--- Start ---
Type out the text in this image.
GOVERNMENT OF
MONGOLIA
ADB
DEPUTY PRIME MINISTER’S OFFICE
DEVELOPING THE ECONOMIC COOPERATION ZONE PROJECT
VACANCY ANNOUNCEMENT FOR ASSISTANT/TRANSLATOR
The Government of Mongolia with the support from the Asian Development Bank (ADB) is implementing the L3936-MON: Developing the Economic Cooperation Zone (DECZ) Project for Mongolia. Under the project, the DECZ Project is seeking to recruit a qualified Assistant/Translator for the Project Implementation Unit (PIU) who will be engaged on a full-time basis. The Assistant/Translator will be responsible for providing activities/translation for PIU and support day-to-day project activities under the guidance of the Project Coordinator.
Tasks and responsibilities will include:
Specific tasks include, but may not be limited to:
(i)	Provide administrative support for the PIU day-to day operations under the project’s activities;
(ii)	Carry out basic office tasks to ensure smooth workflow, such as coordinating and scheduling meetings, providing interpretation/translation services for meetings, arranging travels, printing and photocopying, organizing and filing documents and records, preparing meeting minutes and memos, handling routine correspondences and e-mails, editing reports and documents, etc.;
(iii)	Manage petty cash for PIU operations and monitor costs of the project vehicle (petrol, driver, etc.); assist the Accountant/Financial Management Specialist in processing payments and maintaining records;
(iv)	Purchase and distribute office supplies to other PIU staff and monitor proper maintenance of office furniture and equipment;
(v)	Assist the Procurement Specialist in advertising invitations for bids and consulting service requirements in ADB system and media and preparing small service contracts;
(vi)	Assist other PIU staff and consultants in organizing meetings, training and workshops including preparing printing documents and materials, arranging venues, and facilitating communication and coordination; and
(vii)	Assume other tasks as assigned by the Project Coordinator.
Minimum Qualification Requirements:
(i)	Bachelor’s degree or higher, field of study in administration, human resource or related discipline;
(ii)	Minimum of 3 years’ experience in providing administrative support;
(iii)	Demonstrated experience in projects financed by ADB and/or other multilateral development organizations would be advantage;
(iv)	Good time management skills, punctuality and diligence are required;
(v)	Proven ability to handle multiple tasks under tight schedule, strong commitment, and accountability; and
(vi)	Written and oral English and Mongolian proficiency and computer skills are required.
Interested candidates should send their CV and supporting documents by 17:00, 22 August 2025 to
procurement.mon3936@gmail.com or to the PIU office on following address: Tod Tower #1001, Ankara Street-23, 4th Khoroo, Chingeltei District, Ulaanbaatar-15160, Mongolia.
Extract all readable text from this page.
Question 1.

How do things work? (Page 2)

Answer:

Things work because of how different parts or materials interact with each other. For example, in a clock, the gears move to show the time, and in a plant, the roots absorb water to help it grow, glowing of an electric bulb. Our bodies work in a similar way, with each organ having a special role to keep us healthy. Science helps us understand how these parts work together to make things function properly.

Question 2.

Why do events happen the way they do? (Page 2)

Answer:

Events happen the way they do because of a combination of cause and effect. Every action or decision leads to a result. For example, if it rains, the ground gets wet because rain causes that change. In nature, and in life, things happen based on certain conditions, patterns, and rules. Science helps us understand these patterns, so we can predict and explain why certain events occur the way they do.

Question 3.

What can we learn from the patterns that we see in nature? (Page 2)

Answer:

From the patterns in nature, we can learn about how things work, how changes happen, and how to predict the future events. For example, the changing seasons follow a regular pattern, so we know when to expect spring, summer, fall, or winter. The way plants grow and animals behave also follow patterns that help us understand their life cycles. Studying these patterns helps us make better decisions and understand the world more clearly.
--- End ---
The request:
Copy each line that contains the word "administrative".

Result:
(i)	Provide administrative support for the PIU day-to day operations under the project’s activities;
(ii)	Minimum of 3 years’ experience in providing administrative support;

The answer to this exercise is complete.